INPUT ROWS —

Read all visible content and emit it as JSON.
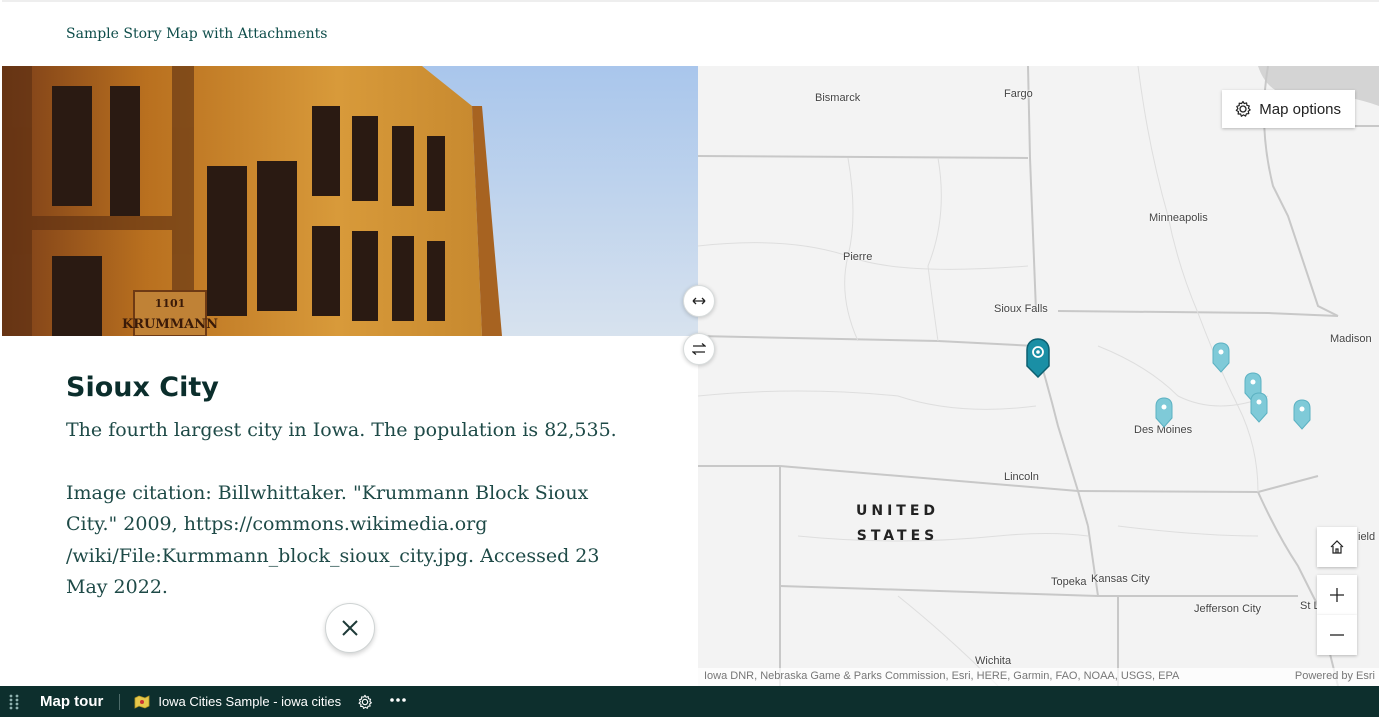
{
  "header": {
    "story_title": "Sample Story Map with Attachments"
  },
  "panel": {
    "photo_alt": "Krummann Block Sioux City",
    "photo_sign_text": "KRUMMANN",
    "photo_sign_number": "1101",
    "place_title": "Sioux City",
    "description": "The fourth largest city in Iowa. The population is 82,535.",
    "citation": "Image citation: Billwhittaker. \"Krummann Block Sioux City.\" 2009, https://commons.wikimedia.org /wiki/File:Kurmmann_block_sioux_city.jpg. Accessed 23 May 2022."
  },
  "map": {
    "options_label": "Map options",
    "cities": {
      "bismarck": "Bismarck",
      "fargo": "Fargo",
      "minneapolis": "Minneapolis",
      "pierre": "Pierre",
      "sioux_falls": "Sioux Falls",
      "madison": "Madison",
      "des_moines": "Des Moines",
      "lincoln": "Lincoln",
      "topeka": "Topeka",
      "kansas_city": "Kansas City",
      "jefferson_city": "Jefferson City",
      "wichita": "Wichita",
      "st_l": "St L",
      "springfield_partial": "ield"
    },
    "country_line1": "UNITED",
    "country_line2": "STATES",
    "attribution": "Iowa DNR, Nebraska Game & Parks Commission, Esri, HERE, Garmin, FAO, NOAA, USGS, EPA",
    "powered_by": "Powered by Esri",
    "colors": {
      "pin_active": "#1a8fa5",
      "pin": "#7fcad8"
    }
  },
  "footer": {
    "app_name": "Map tour",
    "item_name": "Iowa Cities Sample - iowa cities"
  }
}
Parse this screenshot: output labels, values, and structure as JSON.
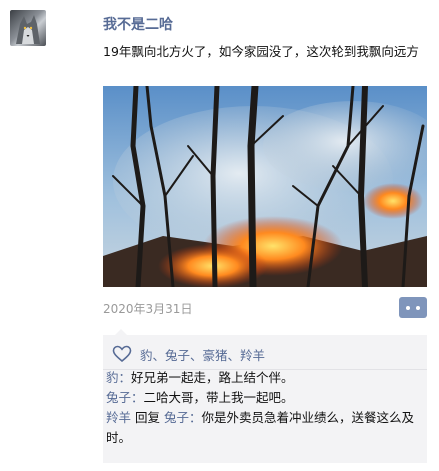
{
  "post": {
    "author": "我不是二哈",
    "text": "19年飘向北方火了，如今家园没了，这次轮到我飘向远方",
    "date": "2020年3月31日"
  },
  "likes": {
    "names": "豹、兔子、豪猪、羚羊"
  },
  "comments": [
    {
      "author": "豹",
      "sep": "：",
      "text": "好兄弟一起走，路上结个伴。"
    },
    {
      "author": "兔子",
      "sep": "：",
      "text": "二哈大哥，带上我一起吧。"
    },
    {
      "author": "羚羊",
      "reply_word": " 回复 ",
      "reply_to": "兔子",
      "sep": "：",
      "text": "你是外卖员急着冲业绩么，送餐这么及时。"
    }
  ],
  "icons": {
    "avatar": "wolf-avatar",
    "like": "heart-outline-icon",
    "more": "more-dots-icon"
  },
  "colors": {
    "name_blue": "#576b95",
    "date_gray": "#9a9a9a",
    "more_button": "#7f95bb",
    "comment_bg": "#f3f3f5"
  }
}
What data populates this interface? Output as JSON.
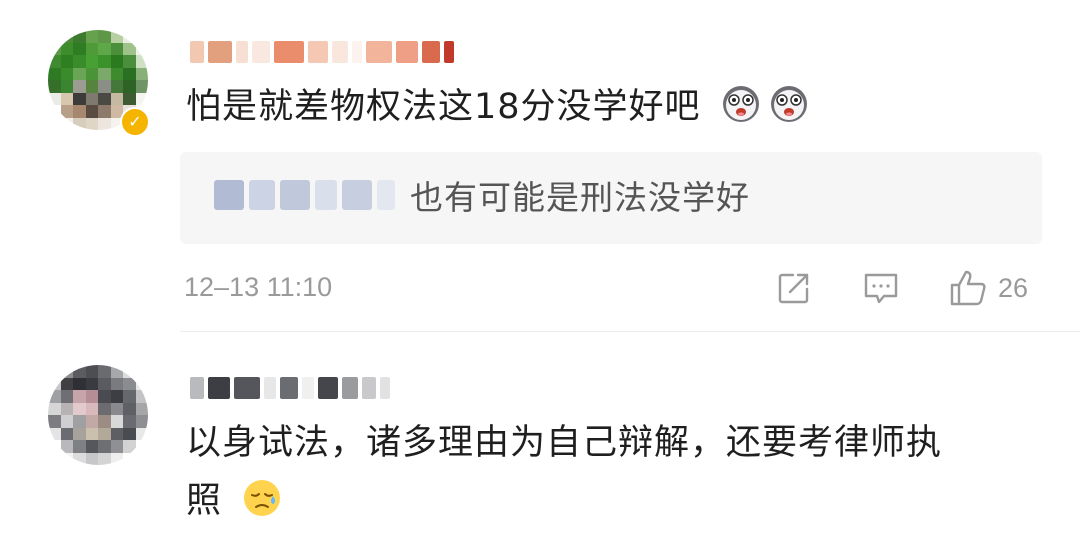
{
  "comments": [
    {
      "text": "怕是就差物权法这18分没学好吧",
      "verified_icon": "✓",
      "emojis": [
        "shocked-emoji",
        "shocked-emoji"
      ],
      "reply": {
        "text": "也有可能是刑法没学好"
      },
      "time": "12–13 11:10",
      "actions": {
        "share_icon": "share-icon",
        "comment_icon": "comment-icon",
        "like_icon": "thumbs-up-icon",
        "like_count": "26"
      }
    },
    {
      "text_line1": "以身试法，诸多理由为自己辩解，还要考律师执",
      "text_line2": "照",
      "emoji": "sweat-emoji"
    }
  ],
  "colors": {
    "meta_gray": "#9a9a9a",
    "reply_bg": "#f6f6f6",
    "verified": "#f5b400"
  }
}
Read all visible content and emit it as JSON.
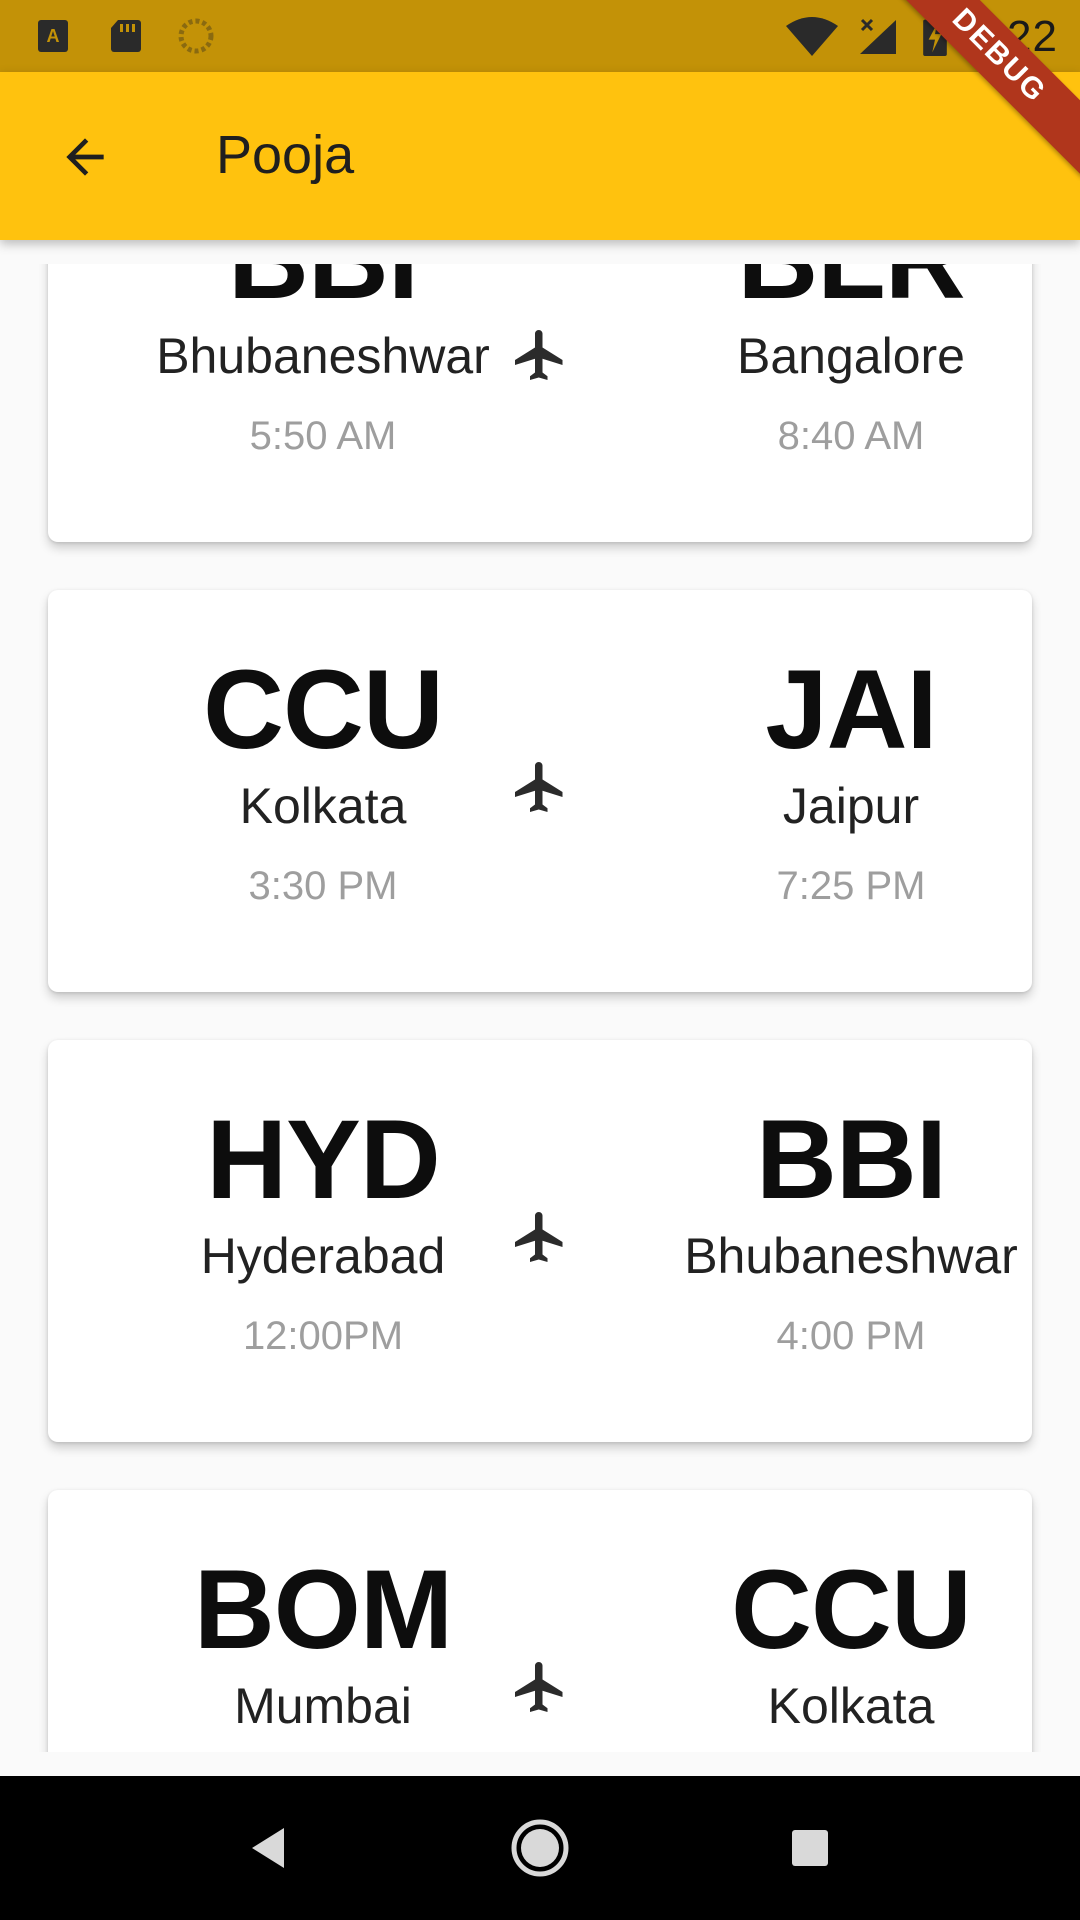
{
  "status_bar": {
    "time": "2:22",
    "left_icons": [
      "a-notification-icon",
      "sd-card-icon",
      "sync-icon"
    ],
    "right_icons": [
      "wifi-icon",
      "cell-signal-icon",
      "battery-charging-icon"
    ]
  },
  "app_bar": {
    "title": "Pooja",
    "back_icon": "arrow-back-icon"
  },
  "debug_banner": "DEBUG",
  "flights": [
    {
      "from": {
        "code": "BBI",
        "city": "Bhubaneshwar",
        "time": "5:50 AM"
      },
      "to": {
        "code": "BLR",
        "city": "Bangalore",
        "time": "8:40 AM"
      },
      "icon": "airplane-icon"
    },
    {
      "from": {
        "code": "CCU",
        "city": "Kolkata",
        "time": "3:30 PM"
      },
      "to": {
        "code": "JAI",
        "city": "Jaipur",
        "time": "7:25 PM"
      },
      "icon": "airplane-icon"
    },
    {
      "from": {
        "code": "HYD",
        "city": "Hyderabad",
        "time": "12:00PM"
      },
      "to": {
        "code": "BBI",
        "city": "Bhubaneshwar",
        "time": "4:00 PM"
      },
      "icon": "airplane-icon"
    },
    {
      "from": {
        "code": "BOM",
        "city": "Mumbai",
        "time": ""
      },
      "to": {
        "code": "CCU",
        "city": "Kolkata",
        "time": ""
      },
      "icon": "airplane-icon"
    }
  ],
  "colors": {
    "app_bar": "#ffc20e",
    "status_bar": "#c39207",
    "debug_banner": "#b0361c",
    "time_text": "#9e9e9e"
  },
  "nav_bar": {
    "buttons": [
      "back-triangle-icon",
      "home-circle-icon",
      "recents-square-icon"
    ]
  }
}
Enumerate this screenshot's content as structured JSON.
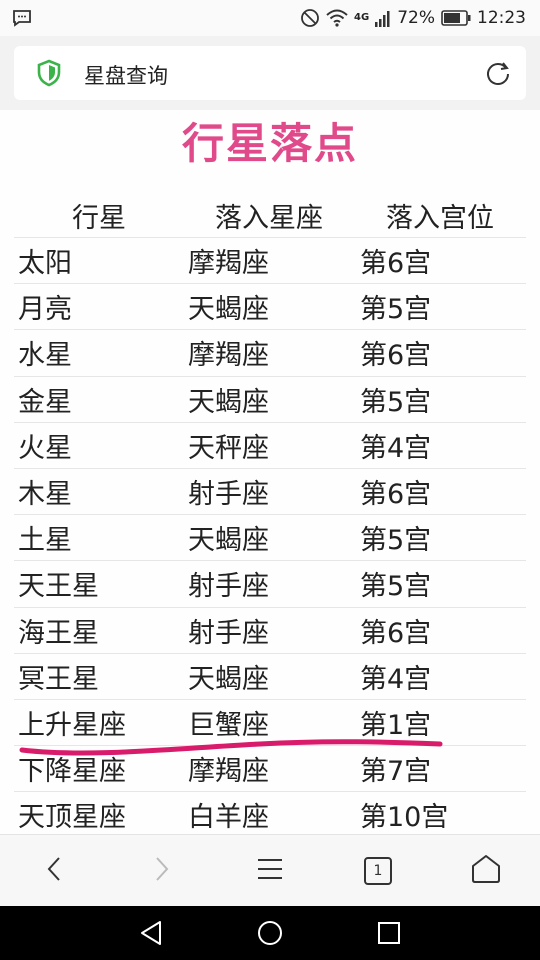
{
  "status_bar": {
    "battery_percent": "72%",
    "time": "12:23",
    "network": "4G",
    "icons": [
      "message-icon",
      "mute-icon",
      "wifi-icon",
      "signal-icon",
      "battery-icon"
    ]
  },
  "address_bar": {
    "title": "星盘查询",
    "icons": [
      "shield-icon",
      "reload-icon"
    ]
  },
  "page": {
    "title": "行星落点",
    "title_color": "#e04a8a",
    "table": {
      "headers": [
        "行星",
        "落入星座",
        "落入宫位"
      ],
      "rows": [
        [
          "太阳",
          "摩羯座",
          "第6宫"
        ],
        [
          "月亮",
          "天蝎座",
          "第5宫"
        ],
        [
          "水星",
          "摩羯座",
          "第6宫"
        ],
        [
          "金星",
          "天蝎座",
          "第5宫"
        ],
        [
          "火星",
          "天秤座",
          "第4宫"
        ],
        [
          "木星",
          "射手座",
          "第6宫"
        ],
        [
          "土星",
          "天蝎座",
          "第5宫"
        ],
        [
          "天王星",
          "射手座",
          "第5宫"
        ],
        [
          "海王星",
          "射手座",
          "第6宫"
        ],
        [
          "冥王星",
          "天蝎座",
          "第4宫"
        ],
        [
          "上升星座",
          "巨蟹座",
          "第1宫"
        ],
        [
          "下降星座",
          "摩羯座",
          "第7宫"
        ],
        [
          "天顶星座",
          "白羊座",
          "第10宫"
        ]
      ]
    },
    "annotation_color": "#d81b6a"
  },
  "browser_nav": {
    "tab_count": "1",
    "icons": [
      "back-icon",
      "forward-icon",
      "menu-icon",
      "tabs-icon",
      "home-icon"
    ]
  },
  "android_nav": {
    "icons": [
      "android-back-icon",
      "android-home-icon",
      "android-recents-icon"
    ]
  }
}
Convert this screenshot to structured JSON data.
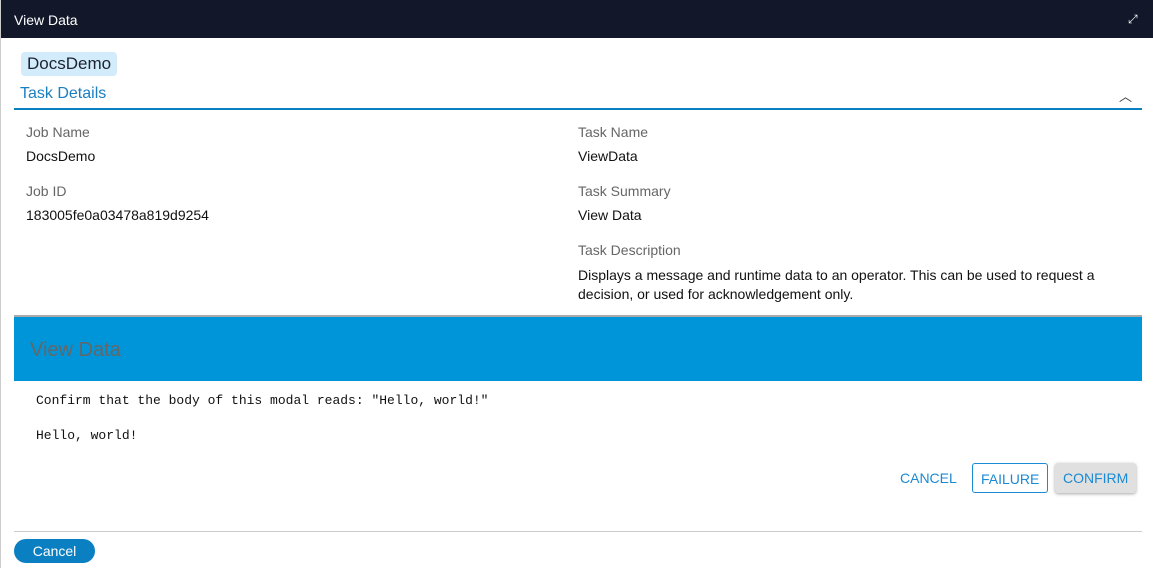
{
  "window": {
    "title": "View Data"
  },
  "job_chip": "DocsDemo",
  "section": {
    "title": "Task Details"
  },
  "fields": {
    "job_name_label": "Job Name",
    "job_name": "DocsDemo",
    "job_id_label": "Job ID",
    "job_id": "183005fe0a03478a819d9254",
    "task_name_label": "Task Name",
    "task_name": "ViewData",
    "task_summary_label": "Task Summary",
    "task_summary": "View Data",
    "task_description_label": "Task Description",
    "task_description": "Displays a message and runtime data to an operator. This can be used to request a decision, or used for acknowledgement only."
  },
  "panel": {
    "title": "View Data",
    "message": "Confirm that the body of this modal reads: \"Hello, world!\"",
    "body": "Hello, world!",
    "cancel": "CANCEL",
    "failure": "FAILURE",
    "confirm": "CONFIRM"
  },
  "footer": {
    "cancel": "Cancel"
  },
  "colors": {
    "titlebar": "#121829",
    "accent": "#0a7fc2",
    "panel_header": "#0095d9"
  }
}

EXERCISE TASK — Reply with one number only, the count of lines above that hold the string "screenshot".

FINISHED EXERCISE — 3